CHALLENGE: Turn the lines of the saved entries below into a numbered list, skipping any blank lines. Include only the part that begins with the line containing "297, 989, 336]" and ends with the line containing "36, 844, 52]", with both of those lines included.

Saved entries
● ● ● ● ●

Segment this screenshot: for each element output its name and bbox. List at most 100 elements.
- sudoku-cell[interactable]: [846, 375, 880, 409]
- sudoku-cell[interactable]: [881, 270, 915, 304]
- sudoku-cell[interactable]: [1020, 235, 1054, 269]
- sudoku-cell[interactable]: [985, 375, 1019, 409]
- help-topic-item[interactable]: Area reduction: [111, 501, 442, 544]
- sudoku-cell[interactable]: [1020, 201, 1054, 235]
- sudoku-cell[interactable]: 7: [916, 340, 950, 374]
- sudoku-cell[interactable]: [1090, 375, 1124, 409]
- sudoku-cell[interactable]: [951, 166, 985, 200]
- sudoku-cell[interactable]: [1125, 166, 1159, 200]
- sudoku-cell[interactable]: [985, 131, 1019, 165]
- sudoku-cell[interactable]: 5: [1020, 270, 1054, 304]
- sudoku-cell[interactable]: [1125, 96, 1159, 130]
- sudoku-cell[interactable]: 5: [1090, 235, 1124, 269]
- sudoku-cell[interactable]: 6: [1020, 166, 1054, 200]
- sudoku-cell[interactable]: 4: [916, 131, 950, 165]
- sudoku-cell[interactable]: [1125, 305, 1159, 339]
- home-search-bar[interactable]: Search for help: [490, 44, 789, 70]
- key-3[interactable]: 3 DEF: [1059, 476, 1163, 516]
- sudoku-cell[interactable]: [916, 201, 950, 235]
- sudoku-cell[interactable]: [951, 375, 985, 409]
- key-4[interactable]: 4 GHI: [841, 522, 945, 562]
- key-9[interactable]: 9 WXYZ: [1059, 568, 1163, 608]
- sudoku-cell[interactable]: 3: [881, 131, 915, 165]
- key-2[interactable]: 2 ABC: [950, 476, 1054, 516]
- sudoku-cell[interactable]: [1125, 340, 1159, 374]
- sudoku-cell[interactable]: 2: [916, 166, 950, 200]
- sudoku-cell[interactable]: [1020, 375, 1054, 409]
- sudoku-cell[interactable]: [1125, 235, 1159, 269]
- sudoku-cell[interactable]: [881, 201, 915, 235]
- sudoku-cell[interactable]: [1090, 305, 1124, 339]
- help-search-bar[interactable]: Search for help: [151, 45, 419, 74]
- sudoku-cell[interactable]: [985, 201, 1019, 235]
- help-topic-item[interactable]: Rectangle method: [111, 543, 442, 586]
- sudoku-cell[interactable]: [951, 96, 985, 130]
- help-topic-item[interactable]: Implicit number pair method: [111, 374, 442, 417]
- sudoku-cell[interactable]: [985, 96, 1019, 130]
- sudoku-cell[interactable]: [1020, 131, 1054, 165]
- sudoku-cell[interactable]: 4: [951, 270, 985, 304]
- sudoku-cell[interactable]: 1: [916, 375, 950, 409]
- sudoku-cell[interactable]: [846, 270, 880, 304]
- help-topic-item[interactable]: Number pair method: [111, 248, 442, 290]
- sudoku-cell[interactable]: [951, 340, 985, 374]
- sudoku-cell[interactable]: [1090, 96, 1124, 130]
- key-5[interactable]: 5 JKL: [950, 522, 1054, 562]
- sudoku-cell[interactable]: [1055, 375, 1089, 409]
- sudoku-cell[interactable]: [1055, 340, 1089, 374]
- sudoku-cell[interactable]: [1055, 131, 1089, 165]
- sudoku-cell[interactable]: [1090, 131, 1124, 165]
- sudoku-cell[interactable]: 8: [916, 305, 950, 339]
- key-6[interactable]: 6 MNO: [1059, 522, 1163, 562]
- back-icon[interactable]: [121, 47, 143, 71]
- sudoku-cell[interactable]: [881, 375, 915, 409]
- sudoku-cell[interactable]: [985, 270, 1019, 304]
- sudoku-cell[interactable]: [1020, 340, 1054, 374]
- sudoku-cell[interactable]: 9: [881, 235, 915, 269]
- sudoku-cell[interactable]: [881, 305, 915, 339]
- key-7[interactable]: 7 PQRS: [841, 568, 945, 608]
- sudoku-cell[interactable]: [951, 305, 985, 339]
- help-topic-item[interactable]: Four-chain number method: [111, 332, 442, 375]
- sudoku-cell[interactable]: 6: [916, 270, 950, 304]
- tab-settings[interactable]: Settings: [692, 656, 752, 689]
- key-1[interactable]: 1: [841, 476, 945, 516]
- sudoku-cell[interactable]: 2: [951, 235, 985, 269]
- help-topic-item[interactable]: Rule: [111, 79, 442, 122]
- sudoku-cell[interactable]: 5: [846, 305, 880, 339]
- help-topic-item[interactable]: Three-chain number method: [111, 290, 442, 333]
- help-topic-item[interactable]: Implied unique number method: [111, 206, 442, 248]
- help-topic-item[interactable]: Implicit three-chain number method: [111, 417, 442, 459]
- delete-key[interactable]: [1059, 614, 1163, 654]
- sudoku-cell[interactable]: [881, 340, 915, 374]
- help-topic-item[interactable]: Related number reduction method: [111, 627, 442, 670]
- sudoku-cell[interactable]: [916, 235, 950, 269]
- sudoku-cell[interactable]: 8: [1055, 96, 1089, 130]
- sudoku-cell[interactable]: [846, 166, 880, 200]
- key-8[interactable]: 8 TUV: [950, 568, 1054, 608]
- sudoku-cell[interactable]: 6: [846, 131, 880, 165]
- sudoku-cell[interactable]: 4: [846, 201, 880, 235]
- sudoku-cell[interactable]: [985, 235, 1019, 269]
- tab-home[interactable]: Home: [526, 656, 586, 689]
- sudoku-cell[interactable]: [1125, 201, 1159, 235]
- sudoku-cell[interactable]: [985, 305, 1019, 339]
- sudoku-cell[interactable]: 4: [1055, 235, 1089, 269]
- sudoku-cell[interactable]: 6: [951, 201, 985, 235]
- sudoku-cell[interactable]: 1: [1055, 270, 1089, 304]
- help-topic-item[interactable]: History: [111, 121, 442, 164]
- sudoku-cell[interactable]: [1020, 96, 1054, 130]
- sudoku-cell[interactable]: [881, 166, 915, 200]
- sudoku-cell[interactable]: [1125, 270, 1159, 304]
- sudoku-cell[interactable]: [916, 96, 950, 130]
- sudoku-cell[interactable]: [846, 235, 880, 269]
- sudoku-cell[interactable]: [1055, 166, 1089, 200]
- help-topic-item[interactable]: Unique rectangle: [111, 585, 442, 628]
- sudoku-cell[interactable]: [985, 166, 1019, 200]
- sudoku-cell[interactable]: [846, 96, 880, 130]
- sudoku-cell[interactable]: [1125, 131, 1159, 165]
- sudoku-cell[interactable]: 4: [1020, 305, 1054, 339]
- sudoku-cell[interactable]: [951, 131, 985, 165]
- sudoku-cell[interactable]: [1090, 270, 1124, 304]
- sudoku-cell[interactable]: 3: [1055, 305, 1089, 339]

● ● ● ● ●

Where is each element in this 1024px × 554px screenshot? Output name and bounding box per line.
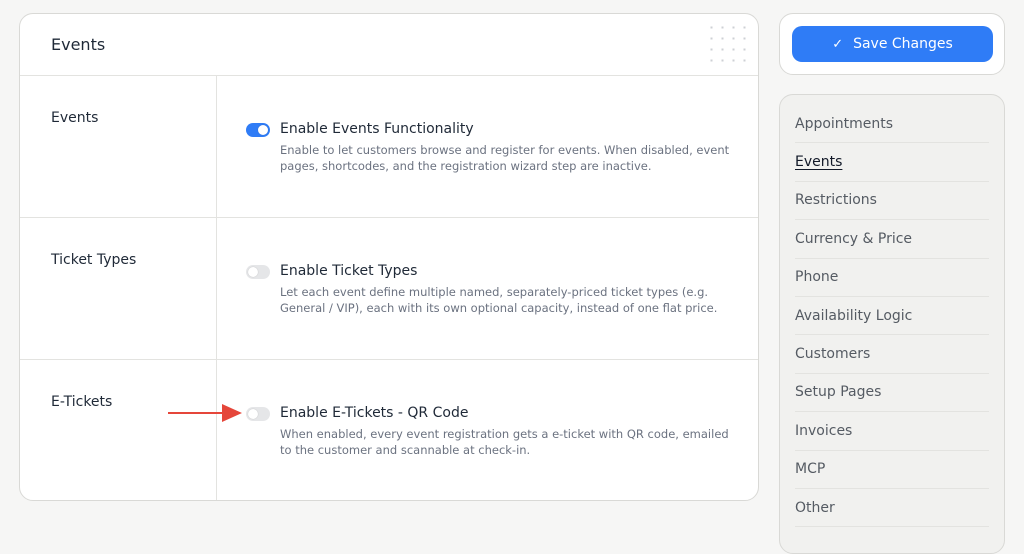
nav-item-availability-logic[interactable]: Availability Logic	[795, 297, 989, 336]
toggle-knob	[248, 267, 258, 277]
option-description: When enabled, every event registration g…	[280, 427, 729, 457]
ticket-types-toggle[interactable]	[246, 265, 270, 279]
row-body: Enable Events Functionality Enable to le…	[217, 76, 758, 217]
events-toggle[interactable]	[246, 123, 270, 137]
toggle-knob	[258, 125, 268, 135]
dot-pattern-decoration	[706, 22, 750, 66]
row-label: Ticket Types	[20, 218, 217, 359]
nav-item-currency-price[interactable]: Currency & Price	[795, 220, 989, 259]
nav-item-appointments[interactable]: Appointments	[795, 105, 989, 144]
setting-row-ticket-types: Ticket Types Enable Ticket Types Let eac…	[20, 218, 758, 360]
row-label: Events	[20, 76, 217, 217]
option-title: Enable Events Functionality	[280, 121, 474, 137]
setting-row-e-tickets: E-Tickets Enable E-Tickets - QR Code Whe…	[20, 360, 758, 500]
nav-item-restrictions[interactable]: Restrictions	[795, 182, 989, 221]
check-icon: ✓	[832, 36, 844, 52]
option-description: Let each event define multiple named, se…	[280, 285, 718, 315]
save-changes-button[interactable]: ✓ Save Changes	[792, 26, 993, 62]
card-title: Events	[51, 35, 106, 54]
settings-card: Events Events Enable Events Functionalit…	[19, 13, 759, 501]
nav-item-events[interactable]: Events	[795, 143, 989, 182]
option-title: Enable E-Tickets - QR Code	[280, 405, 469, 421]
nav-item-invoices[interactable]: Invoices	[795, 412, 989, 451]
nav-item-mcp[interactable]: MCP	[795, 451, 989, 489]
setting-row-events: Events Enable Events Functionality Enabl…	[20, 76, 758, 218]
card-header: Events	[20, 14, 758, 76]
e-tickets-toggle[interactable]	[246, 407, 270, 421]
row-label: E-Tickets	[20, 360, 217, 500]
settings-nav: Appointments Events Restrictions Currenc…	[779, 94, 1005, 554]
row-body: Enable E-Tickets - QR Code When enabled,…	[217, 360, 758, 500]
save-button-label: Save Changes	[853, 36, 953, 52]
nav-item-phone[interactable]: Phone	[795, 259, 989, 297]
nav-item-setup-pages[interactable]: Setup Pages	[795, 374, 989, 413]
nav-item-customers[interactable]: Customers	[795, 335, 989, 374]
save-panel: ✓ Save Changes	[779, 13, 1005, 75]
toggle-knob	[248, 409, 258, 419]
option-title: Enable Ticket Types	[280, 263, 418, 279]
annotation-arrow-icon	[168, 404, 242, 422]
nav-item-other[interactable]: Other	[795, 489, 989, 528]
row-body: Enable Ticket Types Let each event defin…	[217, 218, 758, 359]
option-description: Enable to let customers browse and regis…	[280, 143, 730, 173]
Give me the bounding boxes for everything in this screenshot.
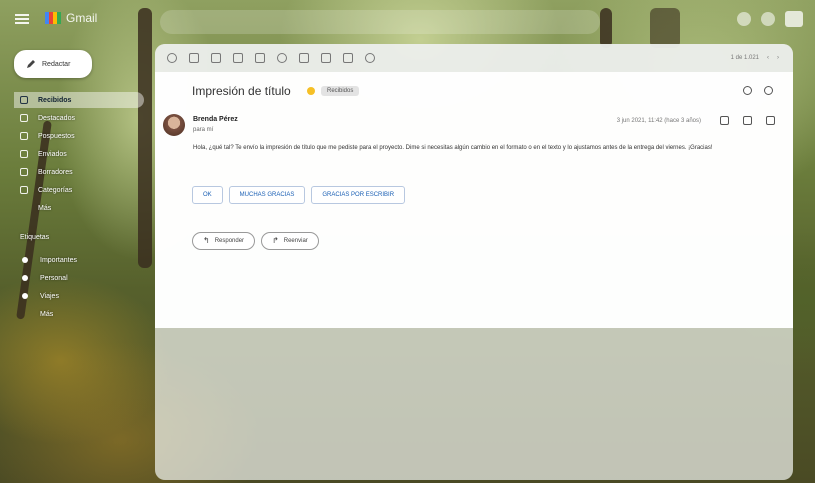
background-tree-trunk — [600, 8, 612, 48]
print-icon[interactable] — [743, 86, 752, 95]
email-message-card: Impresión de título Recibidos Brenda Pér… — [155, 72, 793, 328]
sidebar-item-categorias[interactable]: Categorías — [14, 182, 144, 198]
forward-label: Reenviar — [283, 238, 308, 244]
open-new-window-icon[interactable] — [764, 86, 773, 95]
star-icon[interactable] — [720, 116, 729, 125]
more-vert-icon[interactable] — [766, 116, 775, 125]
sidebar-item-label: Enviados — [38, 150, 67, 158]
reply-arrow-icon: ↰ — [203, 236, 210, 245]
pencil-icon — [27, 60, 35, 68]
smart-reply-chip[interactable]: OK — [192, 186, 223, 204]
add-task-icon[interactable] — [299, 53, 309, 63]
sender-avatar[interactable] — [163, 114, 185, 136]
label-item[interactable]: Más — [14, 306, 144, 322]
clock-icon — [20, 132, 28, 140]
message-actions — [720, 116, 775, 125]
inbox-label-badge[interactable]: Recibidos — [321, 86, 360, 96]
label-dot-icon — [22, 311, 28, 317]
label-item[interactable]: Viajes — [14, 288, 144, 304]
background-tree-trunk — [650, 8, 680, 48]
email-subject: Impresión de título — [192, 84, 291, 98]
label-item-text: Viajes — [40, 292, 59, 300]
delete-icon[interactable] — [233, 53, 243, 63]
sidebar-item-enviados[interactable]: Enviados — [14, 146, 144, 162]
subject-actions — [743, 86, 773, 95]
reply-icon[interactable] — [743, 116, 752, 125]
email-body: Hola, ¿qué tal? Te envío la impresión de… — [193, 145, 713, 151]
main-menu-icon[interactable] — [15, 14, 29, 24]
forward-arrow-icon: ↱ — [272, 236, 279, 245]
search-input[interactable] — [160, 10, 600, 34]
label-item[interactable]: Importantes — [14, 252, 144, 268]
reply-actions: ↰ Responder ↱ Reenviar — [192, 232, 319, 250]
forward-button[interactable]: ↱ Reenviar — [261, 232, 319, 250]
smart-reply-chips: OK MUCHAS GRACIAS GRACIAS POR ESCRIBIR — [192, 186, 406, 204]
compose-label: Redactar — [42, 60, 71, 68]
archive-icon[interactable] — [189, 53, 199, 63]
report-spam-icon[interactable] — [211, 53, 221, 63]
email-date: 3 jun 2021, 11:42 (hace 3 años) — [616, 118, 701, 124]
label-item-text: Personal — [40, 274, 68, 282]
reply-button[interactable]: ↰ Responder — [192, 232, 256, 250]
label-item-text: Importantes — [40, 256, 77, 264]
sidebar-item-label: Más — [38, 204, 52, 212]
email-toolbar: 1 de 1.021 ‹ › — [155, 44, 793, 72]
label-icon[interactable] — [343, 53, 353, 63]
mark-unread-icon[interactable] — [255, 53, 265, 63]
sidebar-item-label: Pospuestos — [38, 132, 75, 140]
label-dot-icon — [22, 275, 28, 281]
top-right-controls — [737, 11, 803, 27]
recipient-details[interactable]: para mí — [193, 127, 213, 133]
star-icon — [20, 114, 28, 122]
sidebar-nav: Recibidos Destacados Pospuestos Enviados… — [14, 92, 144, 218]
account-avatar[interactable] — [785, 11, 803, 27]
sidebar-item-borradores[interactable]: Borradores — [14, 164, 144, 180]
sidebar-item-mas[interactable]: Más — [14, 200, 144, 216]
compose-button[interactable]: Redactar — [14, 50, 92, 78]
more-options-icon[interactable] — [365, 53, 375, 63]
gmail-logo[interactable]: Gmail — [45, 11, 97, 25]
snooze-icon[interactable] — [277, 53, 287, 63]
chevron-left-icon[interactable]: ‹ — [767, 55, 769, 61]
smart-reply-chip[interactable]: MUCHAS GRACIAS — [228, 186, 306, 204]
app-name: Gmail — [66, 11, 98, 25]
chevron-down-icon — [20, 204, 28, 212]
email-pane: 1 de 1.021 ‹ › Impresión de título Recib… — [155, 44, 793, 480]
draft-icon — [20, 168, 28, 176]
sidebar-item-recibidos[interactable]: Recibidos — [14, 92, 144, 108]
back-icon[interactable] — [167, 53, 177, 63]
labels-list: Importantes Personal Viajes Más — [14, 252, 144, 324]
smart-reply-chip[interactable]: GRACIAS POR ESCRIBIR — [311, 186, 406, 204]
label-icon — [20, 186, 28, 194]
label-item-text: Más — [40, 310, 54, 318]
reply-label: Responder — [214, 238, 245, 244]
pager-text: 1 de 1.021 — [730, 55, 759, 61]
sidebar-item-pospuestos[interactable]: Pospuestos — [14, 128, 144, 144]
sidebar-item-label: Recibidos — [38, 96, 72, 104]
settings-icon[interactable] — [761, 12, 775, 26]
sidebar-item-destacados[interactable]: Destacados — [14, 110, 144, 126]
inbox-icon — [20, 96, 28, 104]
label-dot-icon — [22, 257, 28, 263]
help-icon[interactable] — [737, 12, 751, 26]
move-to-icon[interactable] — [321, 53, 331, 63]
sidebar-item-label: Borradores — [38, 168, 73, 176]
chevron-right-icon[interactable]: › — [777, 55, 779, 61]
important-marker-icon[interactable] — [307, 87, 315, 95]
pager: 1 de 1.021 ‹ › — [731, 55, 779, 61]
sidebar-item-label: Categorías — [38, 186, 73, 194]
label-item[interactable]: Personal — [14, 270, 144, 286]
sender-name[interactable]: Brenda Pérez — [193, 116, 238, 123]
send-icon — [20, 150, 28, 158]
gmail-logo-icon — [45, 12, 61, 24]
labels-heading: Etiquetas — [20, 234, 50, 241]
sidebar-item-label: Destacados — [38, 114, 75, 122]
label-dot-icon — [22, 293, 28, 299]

● ● ● ● ●

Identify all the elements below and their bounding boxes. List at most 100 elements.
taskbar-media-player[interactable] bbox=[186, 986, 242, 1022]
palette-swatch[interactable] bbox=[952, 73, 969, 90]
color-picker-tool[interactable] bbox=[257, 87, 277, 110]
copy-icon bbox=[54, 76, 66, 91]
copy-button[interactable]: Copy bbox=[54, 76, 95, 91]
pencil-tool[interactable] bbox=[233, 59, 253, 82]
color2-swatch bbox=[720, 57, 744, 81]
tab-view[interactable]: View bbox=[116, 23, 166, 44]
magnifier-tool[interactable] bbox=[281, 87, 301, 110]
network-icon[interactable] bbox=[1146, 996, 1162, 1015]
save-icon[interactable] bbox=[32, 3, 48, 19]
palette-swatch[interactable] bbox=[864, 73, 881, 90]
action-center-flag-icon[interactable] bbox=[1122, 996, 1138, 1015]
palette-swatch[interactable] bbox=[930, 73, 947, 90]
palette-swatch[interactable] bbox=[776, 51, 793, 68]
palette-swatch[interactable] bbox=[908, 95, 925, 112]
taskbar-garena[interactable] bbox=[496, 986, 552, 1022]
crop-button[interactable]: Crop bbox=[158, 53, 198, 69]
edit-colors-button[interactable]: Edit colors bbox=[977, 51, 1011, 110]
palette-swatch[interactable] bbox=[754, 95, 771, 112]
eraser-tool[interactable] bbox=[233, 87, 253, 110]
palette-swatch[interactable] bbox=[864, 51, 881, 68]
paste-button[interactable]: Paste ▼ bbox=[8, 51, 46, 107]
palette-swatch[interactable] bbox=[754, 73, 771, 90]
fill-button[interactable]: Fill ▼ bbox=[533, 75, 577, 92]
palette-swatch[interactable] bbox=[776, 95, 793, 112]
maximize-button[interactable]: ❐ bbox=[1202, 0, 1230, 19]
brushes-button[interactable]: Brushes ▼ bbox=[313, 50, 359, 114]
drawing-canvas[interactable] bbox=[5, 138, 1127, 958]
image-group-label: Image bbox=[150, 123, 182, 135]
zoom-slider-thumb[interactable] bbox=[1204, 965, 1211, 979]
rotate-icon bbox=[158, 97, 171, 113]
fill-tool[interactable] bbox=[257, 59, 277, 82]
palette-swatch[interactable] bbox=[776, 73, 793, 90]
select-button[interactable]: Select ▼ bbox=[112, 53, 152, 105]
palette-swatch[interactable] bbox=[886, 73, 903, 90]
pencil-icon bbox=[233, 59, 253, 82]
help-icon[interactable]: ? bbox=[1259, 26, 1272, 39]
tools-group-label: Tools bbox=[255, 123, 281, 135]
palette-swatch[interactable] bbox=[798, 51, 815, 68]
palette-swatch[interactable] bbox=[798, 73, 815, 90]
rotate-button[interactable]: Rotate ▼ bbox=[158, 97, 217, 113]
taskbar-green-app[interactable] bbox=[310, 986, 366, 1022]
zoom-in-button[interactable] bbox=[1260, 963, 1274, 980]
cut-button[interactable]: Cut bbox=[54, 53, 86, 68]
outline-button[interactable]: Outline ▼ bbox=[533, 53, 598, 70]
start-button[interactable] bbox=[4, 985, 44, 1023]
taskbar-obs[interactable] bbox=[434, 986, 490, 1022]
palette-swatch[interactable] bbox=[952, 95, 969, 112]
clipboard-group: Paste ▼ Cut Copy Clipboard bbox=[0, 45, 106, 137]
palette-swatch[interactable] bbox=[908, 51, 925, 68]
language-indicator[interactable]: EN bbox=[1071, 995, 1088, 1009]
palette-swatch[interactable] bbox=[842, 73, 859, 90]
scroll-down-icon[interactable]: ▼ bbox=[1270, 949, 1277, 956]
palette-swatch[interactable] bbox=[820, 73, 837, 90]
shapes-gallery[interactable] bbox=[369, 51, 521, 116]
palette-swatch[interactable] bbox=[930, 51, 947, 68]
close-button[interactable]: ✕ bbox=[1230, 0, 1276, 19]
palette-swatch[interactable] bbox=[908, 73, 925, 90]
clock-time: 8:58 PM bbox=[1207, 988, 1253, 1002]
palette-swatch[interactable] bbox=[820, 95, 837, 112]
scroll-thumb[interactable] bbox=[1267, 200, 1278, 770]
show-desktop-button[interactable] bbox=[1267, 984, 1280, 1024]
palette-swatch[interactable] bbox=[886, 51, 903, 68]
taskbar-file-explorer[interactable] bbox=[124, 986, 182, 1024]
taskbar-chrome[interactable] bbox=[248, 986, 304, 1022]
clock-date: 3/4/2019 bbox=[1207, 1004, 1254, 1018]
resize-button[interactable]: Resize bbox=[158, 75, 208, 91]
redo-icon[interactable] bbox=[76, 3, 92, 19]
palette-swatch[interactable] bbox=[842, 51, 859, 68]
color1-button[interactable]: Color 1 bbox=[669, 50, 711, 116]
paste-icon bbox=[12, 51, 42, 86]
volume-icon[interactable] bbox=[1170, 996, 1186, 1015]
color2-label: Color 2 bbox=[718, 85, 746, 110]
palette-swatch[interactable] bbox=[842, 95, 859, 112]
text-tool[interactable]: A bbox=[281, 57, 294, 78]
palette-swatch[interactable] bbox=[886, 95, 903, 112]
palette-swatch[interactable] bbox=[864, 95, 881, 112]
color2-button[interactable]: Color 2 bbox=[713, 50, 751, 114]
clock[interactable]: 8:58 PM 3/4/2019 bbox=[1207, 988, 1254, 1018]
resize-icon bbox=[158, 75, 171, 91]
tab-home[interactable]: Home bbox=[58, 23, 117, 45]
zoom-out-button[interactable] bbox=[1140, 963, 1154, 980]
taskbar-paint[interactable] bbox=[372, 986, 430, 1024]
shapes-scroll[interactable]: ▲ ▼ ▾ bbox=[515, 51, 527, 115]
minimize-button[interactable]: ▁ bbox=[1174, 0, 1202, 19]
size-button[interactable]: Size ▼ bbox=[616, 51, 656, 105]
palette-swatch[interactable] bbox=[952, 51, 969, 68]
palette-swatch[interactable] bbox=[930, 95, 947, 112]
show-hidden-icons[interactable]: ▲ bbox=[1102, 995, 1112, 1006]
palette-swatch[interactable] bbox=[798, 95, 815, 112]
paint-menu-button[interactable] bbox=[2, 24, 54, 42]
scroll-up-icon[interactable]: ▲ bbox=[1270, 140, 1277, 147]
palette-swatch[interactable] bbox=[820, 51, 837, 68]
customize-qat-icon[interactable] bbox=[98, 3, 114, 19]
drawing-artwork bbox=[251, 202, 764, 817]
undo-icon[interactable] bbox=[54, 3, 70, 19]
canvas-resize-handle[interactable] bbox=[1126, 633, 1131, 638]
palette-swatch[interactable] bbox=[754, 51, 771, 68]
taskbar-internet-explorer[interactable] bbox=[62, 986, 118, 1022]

● ● ● ● ●

ANSWER TO THE TASK:
1. nav-item-availability-logic[interactable]: Availability Logic	[795, 297, 989, 336]
2. toggle-knob	[248, 267, 258, 277]
3. option-description: When enabled, every event registration g…	[280, 427, 729, 457]
4. ticket-types-toggle[interactable]	[246, 265, 270, 279]
5. row-body: Enable Events Functionality Enable to le…	[217, 76, 758, 217]
6. events-toggle[interactable]	[246, 123, 270, 137]
7. toggle-knob	[258, 125, 268, 135]
8. dot-pattern-decoration	[706, 22, 750, 66]
9. row-label: Ticket Types	[20, 218, 217, 359]
10. nav-item-currency-price[interactable]: Currency & Price	[795, 220, 989, 259]
11. nav-item-appointments[interactable]: Appointments	[795, 105, 989, 144]
12. setting-row-ticket-types: Ticket Types Enable Ticket Types Let eac…	[20, 218, 758, 360]
13. row-label: Events	[20, 76, 217, 217]
14. option-title: Enable Events Functionality	[280, 121, 474, 137]
15. setting-row-e-tickets: E-Tickets Enable E-Tickets - QR Code Whe…	[20, 360, 758, 500]
16. nav-item-restrictions[interactable]: Restrictions	[795, 182, 989, 221]
17. check-icon: ✓	[832, 36, 844, 52]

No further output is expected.